#### Data rows ####

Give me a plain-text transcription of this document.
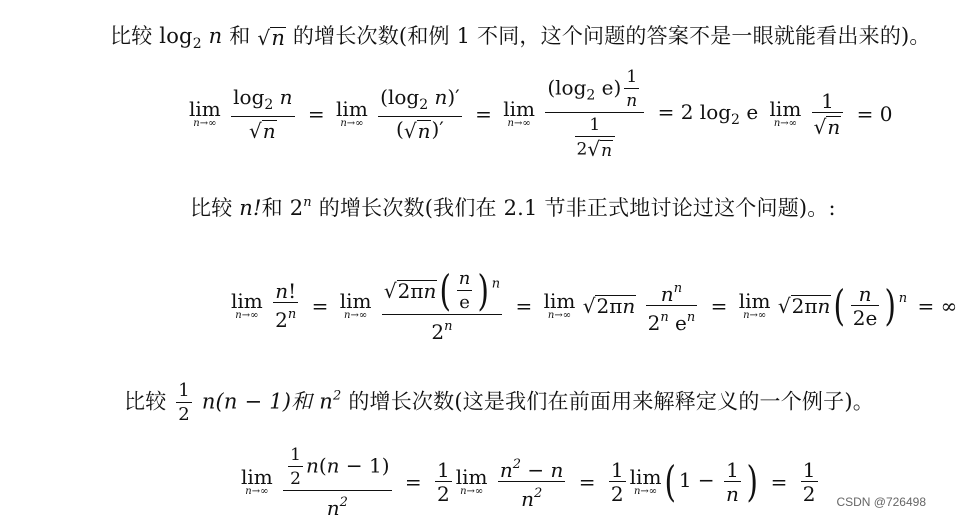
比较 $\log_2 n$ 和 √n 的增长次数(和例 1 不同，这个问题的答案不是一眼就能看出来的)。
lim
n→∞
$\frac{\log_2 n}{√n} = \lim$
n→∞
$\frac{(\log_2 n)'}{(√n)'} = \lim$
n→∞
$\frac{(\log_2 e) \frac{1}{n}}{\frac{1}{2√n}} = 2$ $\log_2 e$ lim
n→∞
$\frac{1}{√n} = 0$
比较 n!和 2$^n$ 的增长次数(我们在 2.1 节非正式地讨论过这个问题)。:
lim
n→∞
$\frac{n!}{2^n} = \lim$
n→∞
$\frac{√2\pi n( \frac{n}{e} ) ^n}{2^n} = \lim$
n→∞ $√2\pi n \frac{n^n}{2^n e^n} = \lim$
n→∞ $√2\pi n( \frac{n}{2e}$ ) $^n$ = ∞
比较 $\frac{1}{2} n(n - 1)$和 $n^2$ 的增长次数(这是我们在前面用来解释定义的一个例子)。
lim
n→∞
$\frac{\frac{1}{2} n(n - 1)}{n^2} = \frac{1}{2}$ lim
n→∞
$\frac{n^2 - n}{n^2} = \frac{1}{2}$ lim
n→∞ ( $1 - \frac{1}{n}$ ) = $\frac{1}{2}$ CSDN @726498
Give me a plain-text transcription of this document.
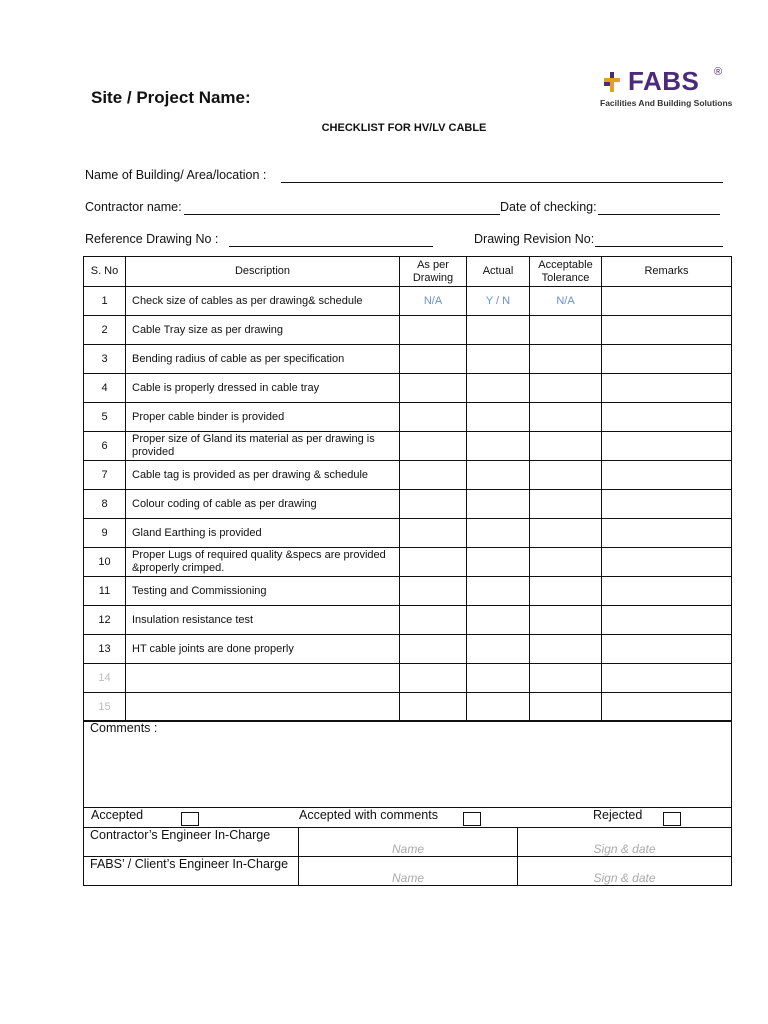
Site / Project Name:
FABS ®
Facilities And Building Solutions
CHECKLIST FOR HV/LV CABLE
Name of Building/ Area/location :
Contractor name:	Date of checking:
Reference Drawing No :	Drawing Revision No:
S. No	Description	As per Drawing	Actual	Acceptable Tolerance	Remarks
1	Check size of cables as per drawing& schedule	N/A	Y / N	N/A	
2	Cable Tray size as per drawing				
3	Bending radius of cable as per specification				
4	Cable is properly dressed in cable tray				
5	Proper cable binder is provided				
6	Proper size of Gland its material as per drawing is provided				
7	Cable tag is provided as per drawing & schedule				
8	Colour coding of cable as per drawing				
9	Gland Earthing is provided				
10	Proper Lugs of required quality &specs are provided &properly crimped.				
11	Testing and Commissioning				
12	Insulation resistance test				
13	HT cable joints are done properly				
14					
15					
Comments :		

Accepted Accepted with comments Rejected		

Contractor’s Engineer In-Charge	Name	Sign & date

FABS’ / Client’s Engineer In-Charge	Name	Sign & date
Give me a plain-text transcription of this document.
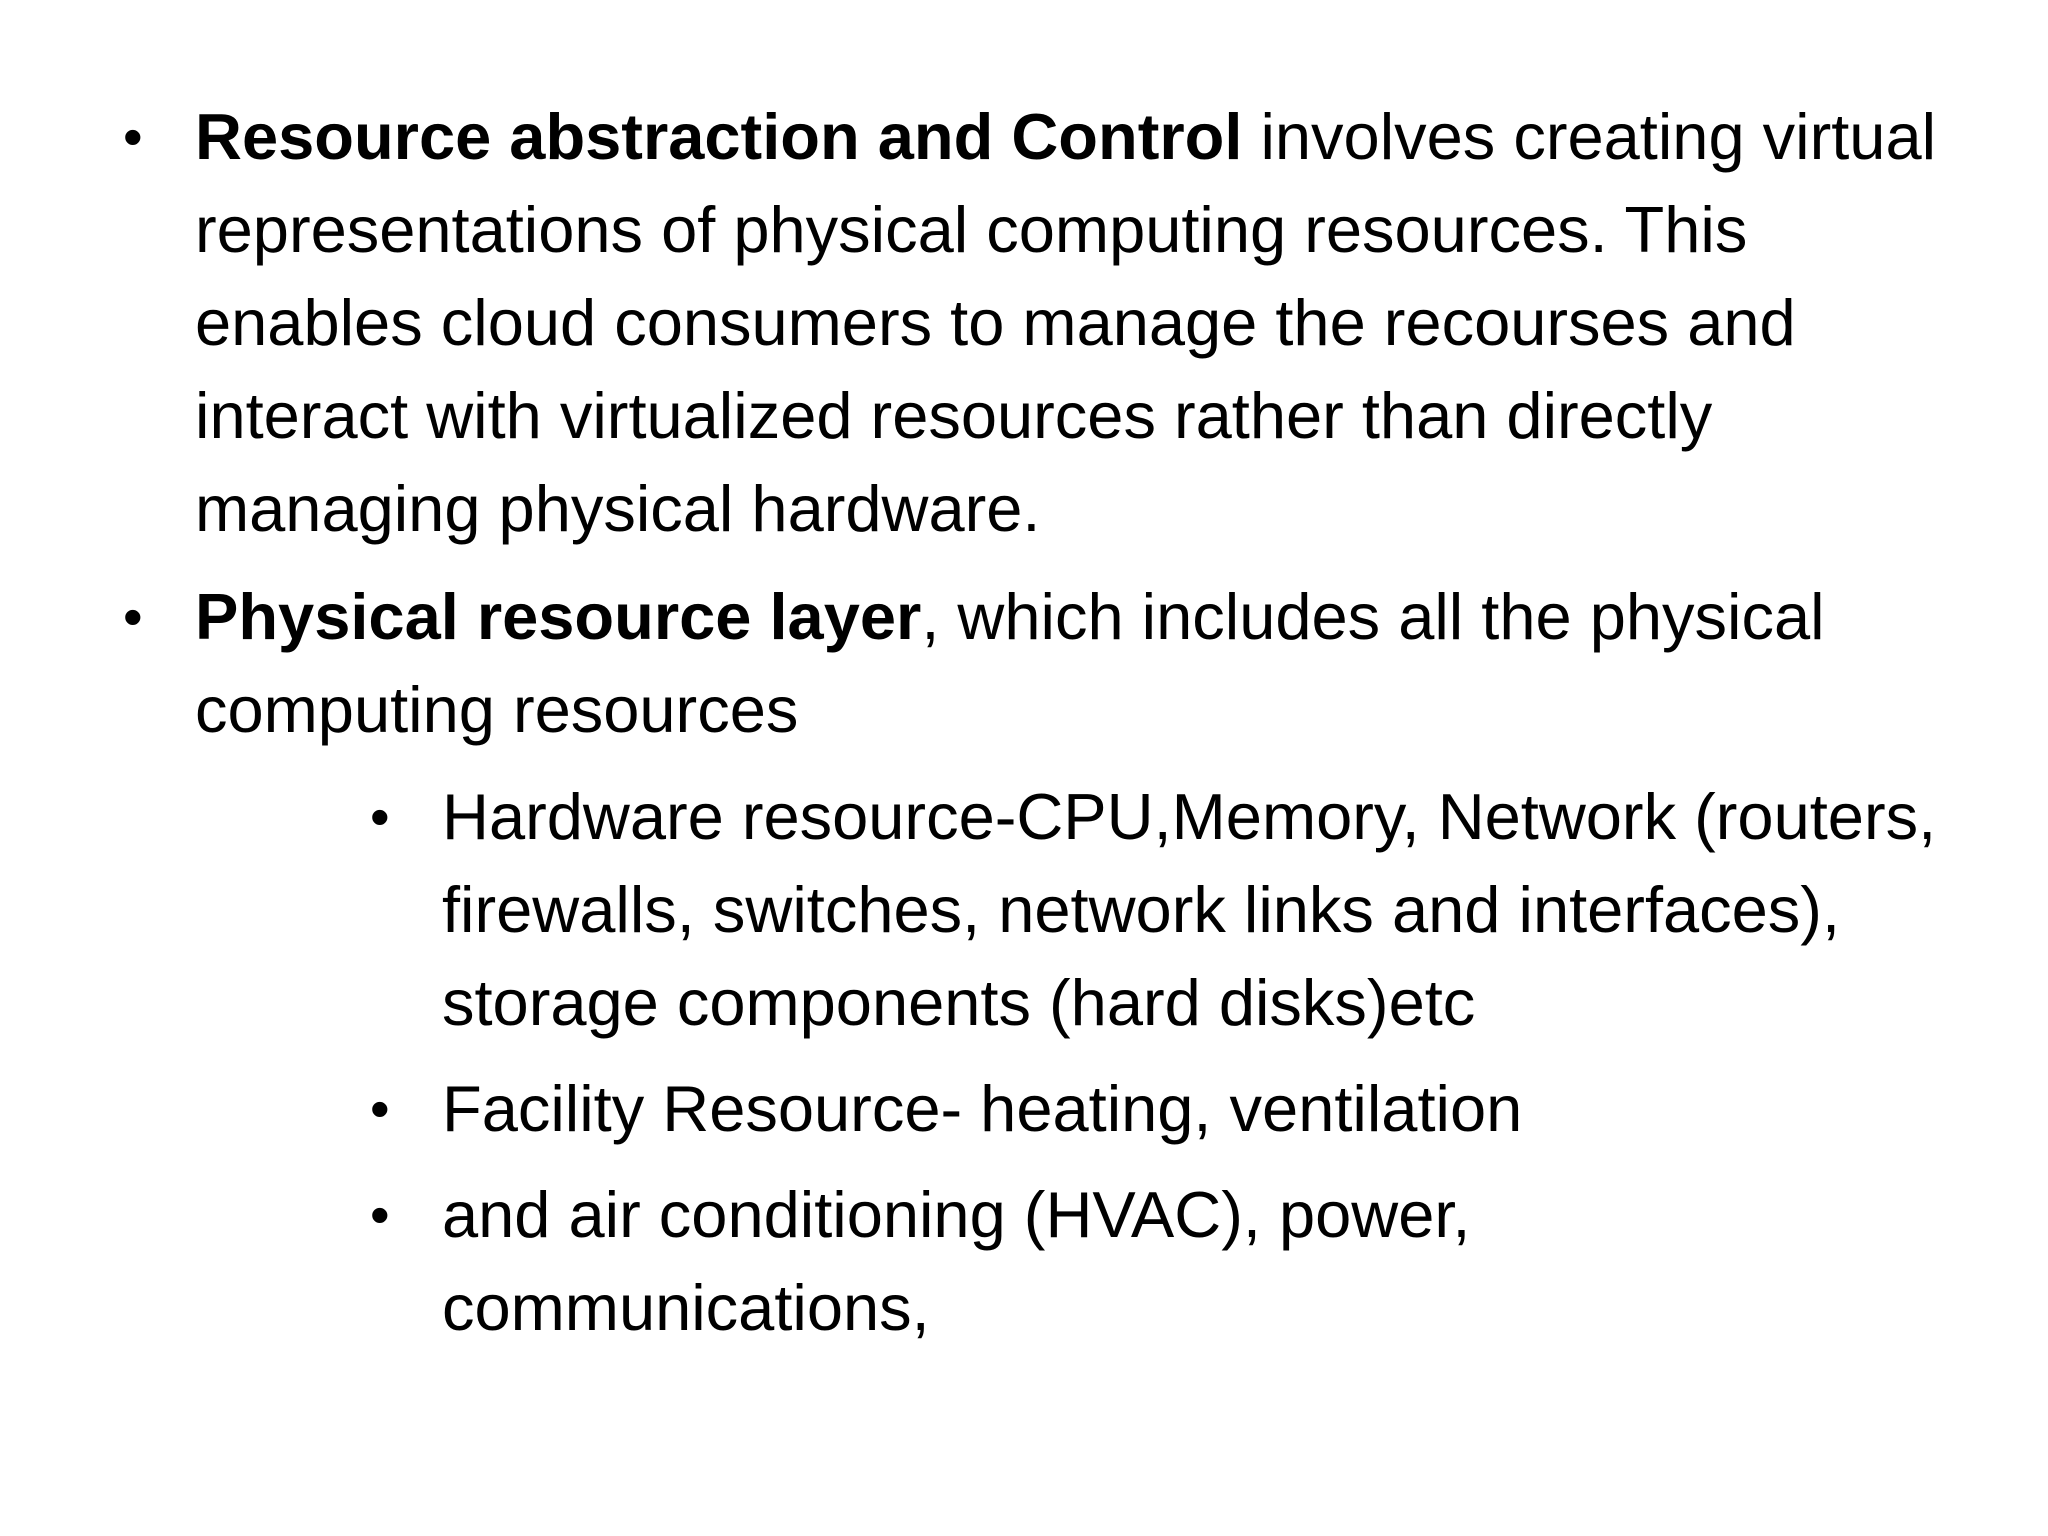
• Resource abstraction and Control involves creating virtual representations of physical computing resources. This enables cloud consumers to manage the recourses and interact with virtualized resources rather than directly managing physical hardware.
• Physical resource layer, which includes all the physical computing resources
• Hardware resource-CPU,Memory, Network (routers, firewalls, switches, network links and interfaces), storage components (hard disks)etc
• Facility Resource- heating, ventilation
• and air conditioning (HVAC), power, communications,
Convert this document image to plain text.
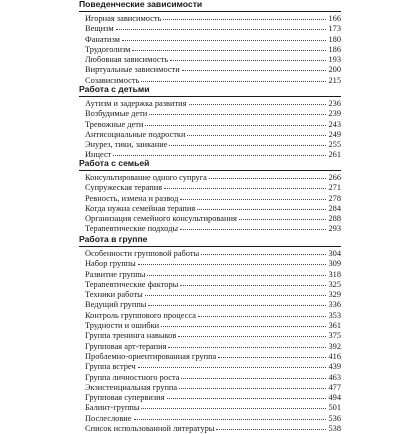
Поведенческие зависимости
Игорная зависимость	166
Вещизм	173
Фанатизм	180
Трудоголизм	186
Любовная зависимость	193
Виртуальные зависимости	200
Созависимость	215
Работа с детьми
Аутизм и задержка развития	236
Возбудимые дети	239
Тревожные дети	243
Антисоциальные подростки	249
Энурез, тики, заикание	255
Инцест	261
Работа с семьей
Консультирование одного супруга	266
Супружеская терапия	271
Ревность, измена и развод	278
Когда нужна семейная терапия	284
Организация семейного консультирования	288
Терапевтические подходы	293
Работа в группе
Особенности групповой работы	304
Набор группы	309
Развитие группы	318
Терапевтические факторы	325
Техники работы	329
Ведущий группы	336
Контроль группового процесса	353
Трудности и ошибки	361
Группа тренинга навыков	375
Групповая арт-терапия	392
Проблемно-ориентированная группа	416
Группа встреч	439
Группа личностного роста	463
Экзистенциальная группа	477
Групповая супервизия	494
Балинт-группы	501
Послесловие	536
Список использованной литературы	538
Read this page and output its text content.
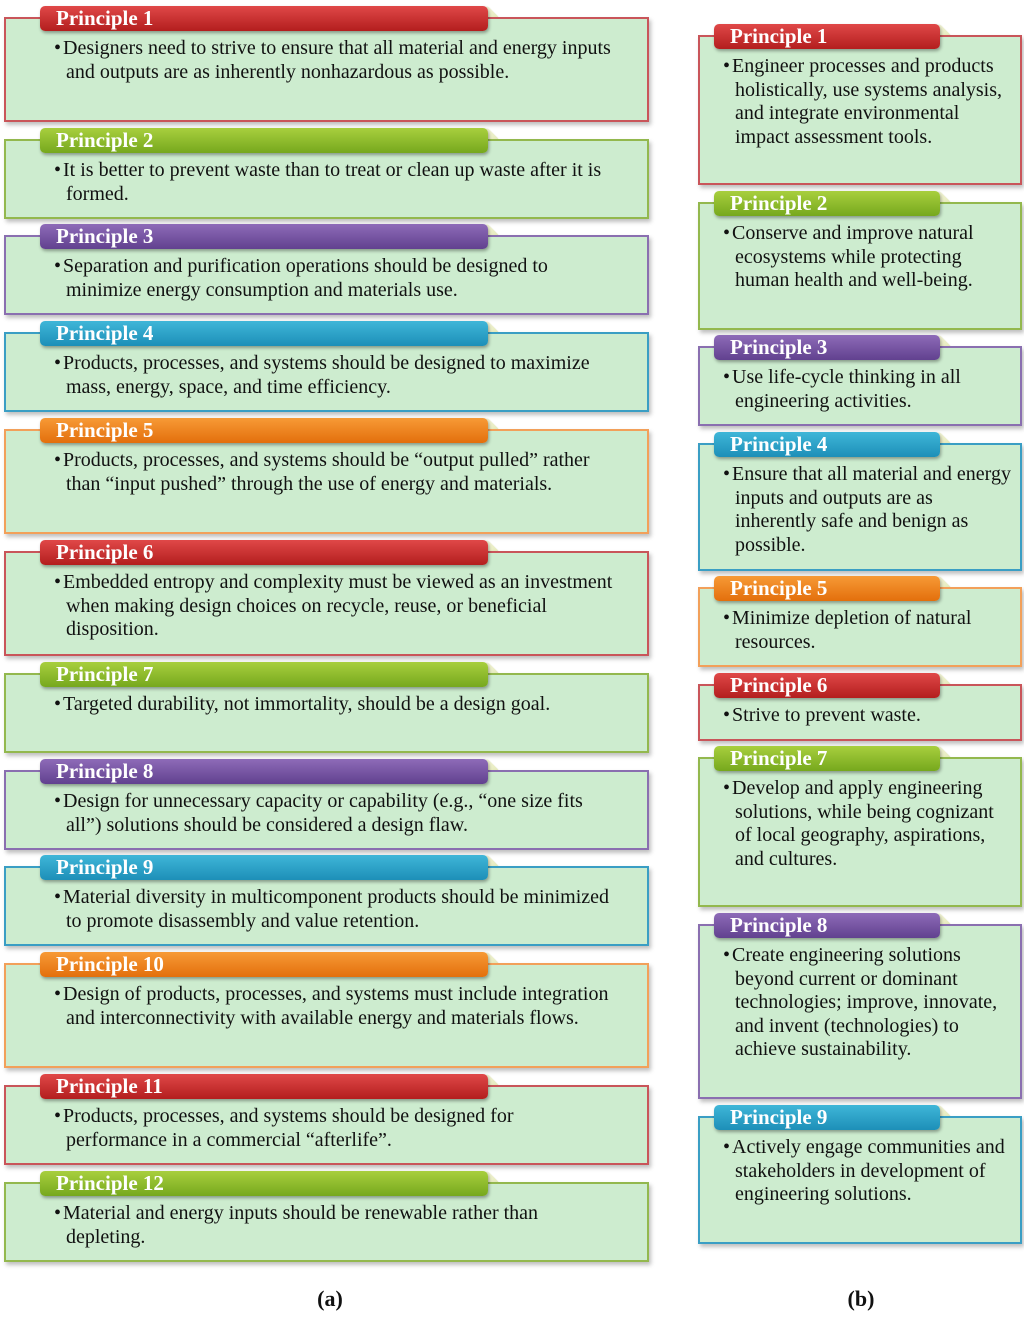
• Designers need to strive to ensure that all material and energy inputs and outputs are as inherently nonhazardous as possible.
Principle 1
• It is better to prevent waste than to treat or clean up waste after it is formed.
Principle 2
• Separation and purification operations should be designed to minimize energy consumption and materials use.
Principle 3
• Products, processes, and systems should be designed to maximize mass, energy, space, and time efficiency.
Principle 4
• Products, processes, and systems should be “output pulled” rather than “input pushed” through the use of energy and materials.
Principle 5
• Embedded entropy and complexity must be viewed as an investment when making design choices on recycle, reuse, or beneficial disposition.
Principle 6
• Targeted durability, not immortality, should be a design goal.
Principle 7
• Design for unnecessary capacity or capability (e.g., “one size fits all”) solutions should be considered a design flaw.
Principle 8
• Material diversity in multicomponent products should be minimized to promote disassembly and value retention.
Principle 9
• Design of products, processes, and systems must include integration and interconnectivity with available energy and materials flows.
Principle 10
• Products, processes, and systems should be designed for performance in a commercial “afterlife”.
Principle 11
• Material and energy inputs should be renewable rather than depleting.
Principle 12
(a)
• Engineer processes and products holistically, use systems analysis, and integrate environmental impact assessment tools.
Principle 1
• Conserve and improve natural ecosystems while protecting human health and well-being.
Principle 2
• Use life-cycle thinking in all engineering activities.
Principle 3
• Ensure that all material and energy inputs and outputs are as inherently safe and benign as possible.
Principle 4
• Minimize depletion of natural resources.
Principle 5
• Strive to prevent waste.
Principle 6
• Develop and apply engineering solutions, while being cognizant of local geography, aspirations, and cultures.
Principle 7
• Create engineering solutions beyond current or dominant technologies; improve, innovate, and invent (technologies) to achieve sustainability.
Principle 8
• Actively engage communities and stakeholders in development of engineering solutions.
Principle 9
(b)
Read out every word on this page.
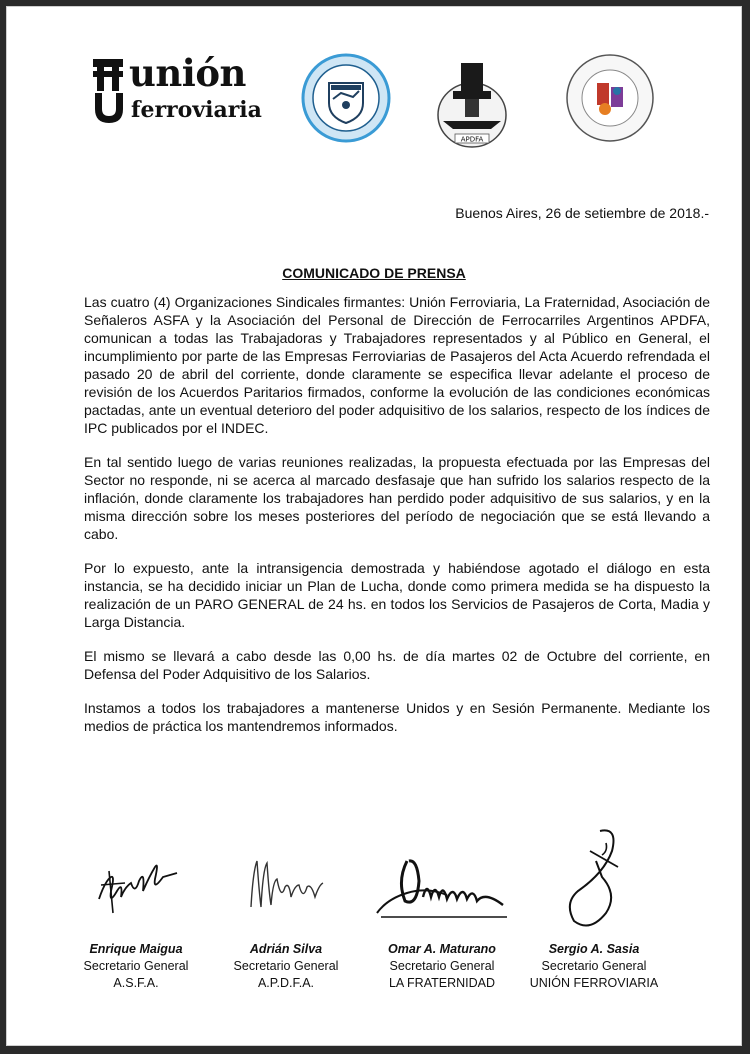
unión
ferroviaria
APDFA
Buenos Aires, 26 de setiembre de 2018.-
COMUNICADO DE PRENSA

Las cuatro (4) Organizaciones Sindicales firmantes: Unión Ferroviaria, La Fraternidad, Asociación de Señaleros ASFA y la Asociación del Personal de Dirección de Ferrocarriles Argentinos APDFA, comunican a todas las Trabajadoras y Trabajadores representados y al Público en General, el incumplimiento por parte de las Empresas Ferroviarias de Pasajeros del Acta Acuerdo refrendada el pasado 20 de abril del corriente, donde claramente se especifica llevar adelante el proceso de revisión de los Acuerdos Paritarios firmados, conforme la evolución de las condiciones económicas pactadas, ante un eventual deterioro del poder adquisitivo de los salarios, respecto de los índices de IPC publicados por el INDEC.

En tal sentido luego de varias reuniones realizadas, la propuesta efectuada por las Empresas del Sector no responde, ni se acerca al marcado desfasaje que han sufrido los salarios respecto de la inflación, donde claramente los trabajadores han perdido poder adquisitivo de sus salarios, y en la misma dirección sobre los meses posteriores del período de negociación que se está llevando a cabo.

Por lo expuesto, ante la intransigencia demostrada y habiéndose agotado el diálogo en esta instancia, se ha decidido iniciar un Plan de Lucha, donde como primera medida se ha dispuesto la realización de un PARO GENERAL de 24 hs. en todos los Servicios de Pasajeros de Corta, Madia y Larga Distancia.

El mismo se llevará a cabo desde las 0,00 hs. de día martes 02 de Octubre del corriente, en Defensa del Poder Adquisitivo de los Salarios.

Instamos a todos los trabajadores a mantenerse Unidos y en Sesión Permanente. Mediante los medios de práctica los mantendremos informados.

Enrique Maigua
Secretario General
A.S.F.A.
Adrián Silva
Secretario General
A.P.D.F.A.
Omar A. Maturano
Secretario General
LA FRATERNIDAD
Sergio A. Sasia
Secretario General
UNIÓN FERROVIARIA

####

Short problem: Look for the word "inherently" and return every line where it occurs.

Expected answer:
• Designers need to strive to ensure that all material and energy inputs and outputs are as inherently nonhazardous as possible.
• Ensure that all material and energy inputs and outputs are as inherently safe and benign as possible.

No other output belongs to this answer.